The data —

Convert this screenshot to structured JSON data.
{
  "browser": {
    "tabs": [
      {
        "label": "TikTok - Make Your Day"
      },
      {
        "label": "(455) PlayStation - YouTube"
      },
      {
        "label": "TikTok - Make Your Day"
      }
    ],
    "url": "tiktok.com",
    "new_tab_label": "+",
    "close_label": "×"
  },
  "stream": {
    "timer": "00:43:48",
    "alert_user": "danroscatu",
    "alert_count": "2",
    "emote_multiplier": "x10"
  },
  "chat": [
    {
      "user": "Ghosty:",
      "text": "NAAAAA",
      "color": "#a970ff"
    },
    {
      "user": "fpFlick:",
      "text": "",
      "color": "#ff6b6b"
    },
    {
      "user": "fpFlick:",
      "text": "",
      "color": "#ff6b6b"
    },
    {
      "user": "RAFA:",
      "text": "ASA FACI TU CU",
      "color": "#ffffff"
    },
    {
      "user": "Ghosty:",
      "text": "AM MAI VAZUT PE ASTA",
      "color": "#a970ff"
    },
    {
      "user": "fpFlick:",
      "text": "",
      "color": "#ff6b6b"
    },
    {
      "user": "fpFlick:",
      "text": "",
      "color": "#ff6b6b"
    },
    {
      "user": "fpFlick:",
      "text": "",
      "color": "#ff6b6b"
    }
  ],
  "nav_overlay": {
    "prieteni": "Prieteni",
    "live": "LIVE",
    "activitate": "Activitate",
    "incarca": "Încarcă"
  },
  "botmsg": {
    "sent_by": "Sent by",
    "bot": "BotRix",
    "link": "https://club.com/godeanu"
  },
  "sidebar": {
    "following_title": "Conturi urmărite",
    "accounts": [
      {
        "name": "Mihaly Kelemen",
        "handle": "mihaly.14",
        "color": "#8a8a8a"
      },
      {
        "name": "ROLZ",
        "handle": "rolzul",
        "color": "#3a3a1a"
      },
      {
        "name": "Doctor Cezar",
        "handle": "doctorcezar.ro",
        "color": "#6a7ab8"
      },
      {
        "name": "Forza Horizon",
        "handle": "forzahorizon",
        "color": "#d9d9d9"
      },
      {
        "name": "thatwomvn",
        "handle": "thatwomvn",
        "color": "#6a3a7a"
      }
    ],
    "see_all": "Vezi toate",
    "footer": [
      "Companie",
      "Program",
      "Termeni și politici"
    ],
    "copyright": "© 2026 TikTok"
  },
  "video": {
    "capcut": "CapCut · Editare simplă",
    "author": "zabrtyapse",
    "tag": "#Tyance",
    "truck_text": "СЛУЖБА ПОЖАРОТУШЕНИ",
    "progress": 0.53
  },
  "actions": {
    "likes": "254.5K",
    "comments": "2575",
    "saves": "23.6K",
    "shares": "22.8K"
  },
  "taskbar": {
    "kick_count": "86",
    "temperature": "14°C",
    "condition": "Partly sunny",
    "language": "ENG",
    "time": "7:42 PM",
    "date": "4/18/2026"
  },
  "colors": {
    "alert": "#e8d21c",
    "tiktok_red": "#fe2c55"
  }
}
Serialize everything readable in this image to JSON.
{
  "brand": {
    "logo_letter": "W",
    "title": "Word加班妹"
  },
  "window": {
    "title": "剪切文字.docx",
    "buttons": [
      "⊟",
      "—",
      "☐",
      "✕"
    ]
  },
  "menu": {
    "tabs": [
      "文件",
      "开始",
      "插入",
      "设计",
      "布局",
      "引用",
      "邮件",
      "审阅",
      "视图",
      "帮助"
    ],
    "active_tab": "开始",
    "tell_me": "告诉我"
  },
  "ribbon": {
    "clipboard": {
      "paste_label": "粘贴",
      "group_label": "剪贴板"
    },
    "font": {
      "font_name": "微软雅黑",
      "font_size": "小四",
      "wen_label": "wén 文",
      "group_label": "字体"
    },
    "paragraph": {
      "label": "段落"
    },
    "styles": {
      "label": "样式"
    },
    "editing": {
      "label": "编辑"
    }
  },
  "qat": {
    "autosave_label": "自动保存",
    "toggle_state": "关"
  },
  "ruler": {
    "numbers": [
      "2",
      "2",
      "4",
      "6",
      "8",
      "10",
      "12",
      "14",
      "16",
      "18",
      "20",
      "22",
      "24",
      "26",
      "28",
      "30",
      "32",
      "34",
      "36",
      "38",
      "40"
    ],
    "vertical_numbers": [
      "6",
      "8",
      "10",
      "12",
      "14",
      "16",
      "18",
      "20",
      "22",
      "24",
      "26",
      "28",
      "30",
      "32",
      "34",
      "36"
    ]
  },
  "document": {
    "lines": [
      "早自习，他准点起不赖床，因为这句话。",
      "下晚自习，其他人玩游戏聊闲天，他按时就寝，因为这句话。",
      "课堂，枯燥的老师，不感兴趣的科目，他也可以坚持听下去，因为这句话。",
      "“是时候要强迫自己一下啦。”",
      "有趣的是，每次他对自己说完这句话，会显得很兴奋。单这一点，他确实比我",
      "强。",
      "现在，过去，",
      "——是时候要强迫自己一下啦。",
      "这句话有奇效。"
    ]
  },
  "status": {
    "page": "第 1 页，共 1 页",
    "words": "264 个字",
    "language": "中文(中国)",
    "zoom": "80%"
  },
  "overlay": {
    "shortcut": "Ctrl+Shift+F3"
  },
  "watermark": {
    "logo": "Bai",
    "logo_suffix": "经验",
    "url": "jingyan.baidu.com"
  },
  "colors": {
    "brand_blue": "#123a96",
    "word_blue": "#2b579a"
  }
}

Exercise —
Begin with the line that contains "Serialize everything readable" and set down each line exactly until the records above end, including the final line.

Answer for this exercise —
Serialize everything readable in this image to JSON.
{
  "brand": {
    "logo_letter": "W",
    "title": "Word加班妹"
  },
  "window": {
    "title": "剪切文字.docx",
    "buttons": [
      "⊟",
      "—",
      "☐",
      "✕"
    ]
  },
  "menu": {
    "tabs": [
      "文件",
      "开始",
      "插入",
      "设计",
      "布局",
      "引用",
      "邮件",
      "审阅",
      "视图",
      "帮助"
    ],
    "active_tab": "开始",
    "tell_me": "告诉我"
  },
  "ribbon": {
    "clipboard": {
      "paste_label": "粘贴",
      "group_label": "剪贴板"
    },
    "font": {
      "font_name": "微软雅黑",
      "font_size": "小四",
      "wen_label": "wén 文",
      "group_label": "字体"
    },
    "paragraph": {
      "label": "段落"
    },
    "styles": {
      "label": "样式"
    },
    "editing": {
      "label": "编辑"
    }
  },
  "qat": {
    "autosave_label": "自动保存",
    "toggle_state": "关"
  },
  "ruler": {
    "numbers": [
      "2",
      "2",
      "4",
      "6",
      "8",
      "10",
      "12",
      "14",
      "16",
      "18",
      "20",
      "22",
      "24",
      "26",
      "28",
      "30",
      "32",
      "34",
      "36",
      "38",
      "40"
    ],
    "vertical_numbers": [
      "6",
      "8",
      "10",
      "12",
      "14",
      "16",
      "18",
      "20",
      "22",
      "24",
      "26",
      "28",
      "30",
      "32",
      "34",
      "36"
    ]
  },
  "document": {
    "lines": [
      "早自习，他准点起不赖床，因为这句话。",
      "下晚自习，其他人玩游戏聊闲天，他按时就寝，因为这句话。",
      "课堂，枯燥的老师，不感兴趣的科目，他也可以坚持听下去，因为这句话。",
      "“是时候要强迫自己一下啦。”",
      "有趣的是，每次他对自己说完这句话，会显得很兴奋。单这一点，他确实比我",
      "强。",
      "现在，过去，",
      "——是时候要强迫自己一下啦。",
      "这句话有奇效。"
    ]
  },
  "status": {
    "page": "第 1 页，共 1 页",
    "words": "264 个字",
    "language": "中文(中国)",
    "zoom": "80%"
  },
  "overlay": {
    "shortcut": "Ctrl+Shift+F3"
  },
  "watermark": {
    "logo": "Bai",
    "logo_suffix": "经验",
    "url": "jingyan.baidu.com"
  },
  "colors": {
    "brand_blue": "#123a96",
    "word_blue": "#2b579a"
  }
}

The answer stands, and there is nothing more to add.